▶ Problem
Scan the records and identify every line in which the string "непрерывные" occurs, then return those lines.

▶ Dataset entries
════════════════════
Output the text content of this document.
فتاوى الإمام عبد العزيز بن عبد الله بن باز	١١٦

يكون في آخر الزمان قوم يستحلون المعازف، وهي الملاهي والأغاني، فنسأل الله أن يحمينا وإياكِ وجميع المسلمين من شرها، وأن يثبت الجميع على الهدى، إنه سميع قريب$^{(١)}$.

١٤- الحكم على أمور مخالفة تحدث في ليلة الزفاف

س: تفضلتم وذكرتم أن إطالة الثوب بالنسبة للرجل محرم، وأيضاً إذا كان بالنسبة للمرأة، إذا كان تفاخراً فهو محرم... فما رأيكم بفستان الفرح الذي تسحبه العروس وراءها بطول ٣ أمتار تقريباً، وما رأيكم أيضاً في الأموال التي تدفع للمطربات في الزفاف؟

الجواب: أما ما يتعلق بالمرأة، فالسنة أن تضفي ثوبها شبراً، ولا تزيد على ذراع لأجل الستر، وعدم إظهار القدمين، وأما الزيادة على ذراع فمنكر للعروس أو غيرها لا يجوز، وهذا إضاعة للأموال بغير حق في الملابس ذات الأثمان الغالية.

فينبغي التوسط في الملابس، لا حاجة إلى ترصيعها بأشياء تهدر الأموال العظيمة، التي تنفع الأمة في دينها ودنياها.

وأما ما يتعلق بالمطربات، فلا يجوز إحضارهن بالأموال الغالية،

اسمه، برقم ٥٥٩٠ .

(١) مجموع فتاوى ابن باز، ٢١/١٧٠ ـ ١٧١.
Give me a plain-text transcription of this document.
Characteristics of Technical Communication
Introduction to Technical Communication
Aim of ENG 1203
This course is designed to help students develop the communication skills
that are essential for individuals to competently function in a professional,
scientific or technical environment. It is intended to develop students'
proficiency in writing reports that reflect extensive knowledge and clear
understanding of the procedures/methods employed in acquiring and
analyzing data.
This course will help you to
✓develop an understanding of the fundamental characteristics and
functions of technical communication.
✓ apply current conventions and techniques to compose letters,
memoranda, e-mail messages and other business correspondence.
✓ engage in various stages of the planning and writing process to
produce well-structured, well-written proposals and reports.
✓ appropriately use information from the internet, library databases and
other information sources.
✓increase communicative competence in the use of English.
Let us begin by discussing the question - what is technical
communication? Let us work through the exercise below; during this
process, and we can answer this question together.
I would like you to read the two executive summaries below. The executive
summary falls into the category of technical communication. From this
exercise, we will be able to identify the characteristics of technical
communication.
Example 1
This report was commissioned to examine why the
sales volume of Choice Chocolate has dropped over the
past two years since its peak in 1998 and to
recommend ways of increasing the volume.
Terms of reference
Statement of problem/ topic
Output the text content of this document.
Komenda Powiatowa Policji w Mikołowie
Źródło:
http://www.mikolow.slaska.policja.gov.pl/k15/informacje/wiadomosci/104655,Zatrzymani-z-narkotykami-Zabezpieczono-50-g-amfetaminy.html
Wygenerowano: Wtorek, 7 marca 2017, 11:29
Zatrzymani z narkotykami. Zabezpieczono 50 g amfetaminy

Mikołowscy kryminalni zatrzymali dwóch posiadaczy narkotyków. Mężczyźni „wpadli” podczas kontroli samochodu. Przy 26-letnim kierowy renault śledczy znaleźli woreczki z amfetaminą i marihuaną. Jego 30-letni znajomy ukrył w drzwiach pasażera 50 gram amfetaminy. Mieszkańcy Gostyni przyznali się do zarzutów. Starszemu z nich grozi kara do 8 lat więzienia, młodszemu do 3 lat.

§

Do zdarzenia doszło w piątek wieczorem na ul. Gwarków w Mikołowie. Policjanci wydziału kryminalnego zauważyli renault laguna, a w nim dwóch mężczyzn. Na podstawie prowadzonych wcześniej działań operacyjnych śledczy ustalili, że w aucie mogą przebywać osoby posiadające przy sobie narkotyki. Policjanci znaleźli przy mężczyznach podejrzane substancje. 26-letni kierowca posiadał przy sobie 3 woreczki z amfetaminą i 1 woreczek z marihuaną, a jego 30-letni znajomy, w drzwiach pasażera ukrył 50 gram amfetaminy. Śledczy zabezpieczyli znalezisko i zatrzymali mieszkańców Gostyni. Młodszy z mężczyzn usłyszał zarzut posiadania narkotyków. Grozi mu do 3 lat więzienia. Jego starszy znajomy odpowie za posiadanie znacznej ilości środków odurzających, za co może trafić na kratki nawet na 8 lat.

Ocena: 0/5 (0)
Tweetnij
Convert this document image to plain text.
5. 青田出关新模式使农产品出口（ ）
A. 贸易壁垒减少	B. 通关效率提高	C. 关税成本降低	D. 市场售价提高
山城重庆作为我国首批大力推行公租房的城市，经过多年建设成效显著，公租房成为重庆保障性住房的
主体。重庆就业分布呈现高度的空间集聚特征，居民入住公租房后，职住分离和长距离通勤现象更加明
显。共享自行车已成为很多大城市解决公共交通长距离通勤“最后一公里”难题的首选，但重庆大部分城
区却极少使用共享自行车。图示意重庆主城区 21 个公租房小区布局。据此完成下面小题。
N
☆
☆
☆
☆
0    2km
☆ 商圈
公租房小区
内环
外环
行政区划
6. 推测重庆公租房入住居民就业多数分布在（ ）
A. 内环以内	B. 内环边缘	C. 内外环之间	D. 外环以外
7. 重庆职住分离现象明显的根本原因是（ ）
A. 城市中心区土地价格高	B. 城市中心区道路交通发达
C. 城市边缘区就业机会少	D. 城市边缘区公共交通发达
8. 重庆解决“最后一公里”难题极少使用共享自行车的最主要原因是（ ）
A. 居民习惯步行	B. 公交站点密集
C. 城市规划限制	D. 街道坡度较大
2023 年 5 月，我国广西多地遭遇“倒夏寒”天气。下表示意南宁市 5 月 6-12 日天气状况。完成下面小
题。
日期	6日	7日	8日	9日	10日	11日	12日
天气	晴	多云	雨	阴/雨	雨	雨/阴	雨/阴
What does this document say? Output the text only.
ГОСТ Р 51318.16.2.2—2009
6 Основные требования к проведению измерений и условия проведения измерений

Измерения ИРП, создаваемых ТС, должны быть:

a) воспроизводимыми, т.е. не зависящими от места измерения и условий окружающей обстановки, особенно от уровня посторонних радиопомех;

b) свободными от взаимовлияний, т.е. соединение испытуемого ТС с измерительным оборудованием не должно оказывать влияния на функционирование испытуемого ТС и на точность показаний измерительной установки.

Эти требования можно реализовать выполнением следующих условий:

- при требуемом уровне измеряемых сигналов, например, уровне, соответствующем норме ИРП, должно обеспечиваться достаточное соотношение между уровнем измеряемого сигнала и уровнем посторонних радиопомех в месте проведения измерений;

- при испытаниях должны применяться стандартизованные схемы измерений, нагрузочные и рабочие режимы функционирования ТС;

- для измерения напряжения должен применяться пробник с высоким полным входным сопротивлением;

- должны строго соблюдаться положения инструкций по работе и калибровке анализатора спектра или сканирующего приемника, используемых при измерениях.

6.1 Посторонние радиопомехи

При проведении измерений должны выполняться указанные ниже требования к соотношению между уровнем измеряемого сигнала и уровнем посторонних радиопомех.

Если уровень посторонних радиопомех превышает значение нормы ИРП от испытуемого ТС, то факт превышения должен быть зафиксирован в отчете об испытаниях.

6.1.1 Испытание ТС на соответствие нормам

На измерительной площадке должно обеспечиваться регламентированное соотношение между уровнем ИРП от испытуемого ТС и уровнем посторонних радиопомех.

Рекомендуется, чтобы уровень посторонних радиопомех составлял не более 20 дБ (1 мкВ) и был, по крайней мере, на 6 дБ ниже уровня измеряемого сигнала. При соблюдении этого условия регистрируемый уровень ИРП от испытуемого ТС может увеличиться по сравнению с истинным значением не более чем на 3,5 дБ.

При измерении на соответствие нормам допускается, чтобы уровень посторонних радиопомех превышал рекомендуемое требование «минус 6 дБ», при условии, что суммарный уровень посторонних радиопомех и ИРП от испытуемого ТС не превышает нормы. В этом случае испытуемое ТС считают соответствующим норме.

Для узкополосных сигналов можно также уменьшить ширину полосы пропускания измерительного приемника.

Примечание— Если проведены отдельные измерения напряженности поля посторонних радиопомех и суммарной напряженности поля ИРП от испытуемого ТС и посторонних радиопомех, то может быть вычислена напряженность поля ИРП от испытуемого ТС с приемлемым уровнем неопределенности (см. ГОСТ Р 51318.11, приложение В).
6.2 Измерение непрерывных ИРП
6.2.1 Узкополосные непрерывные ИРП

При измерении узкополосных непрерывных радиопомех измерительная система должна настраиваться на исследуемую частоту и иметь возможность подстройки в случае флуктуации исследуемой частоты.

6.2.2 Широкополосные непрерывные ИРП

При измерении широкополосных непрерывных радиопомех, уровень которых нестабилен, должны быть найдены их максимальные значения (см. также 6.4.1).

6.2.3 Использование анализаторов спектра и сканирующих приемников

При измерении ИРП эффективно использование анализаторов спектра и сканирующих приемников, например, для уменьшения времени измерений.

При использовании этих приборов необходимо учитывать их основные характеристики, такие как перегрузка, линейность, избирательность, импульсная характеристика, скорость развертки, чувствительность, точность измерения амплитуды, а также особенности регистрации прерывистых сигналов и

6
════════════════════
▶ Exercise answer
6.2.1 Узкополосные непрерывные ИРП
6.2.2 Широкополосные непрерывные ИРП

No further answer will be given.